Where a line contains the word "icon", copy that line.

# Dataset records
◆ ◆ ◆ ◆

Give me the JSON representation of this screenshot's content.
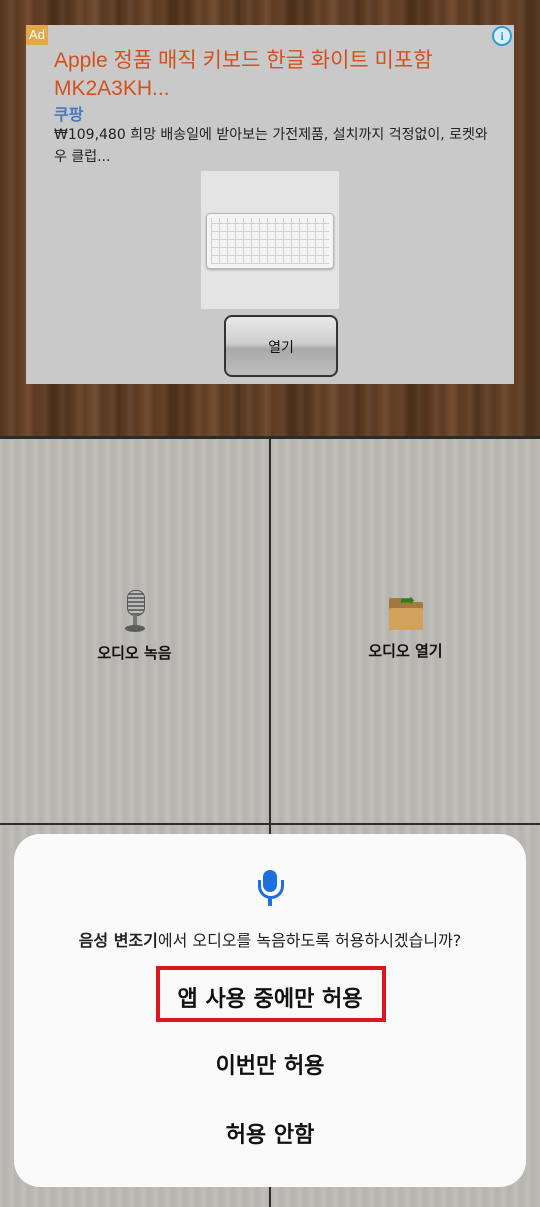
{
  "ad": {
    "badge": "Ad",
    "info_icon": "info-icon",
    "title": "Apple 정품 매직 키보드 한글 화이트 미포함 MK2A3KH...",
    "brand": "쿠팡",
    "description": "₩109,480 희망 배송일에 받아보는 가전제품, 설치까지 걱정없이, 로켓와우 클럽...",
    "button_label": "열기"
  },
  "tiles": [
    {
      "label": "오디오 녹음",
      "icon": "microphone-icon"
    },
    {
      "label": "오디오 열기",
      "icon": "folder-open-icon"
    }
  ],
  "dialog": {
    "icon": "microphone-icon",
    "app_name": "음성 변조기",
    "message_suffix": "에서 오디오를 녹음하도록 허용하시겠습니까?",
    "options": [
      {
        "label": "앱 사용 중에만 허용"
      },
      {
        "label": "이번만 허용"
      },
      {
        "label": "허용 안함"
      }
    ],
    "highlight_color": "#e0161e",
    "accent_color": "#1e6fe0"
  }
}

◆ ◆ ◆ ◆

# FINISHED TASK
    "info_icon": "info-icon",
      "icon": "microphone-icon"
      "icon": "folder-open-icon"
    "icon": "microphone-icon",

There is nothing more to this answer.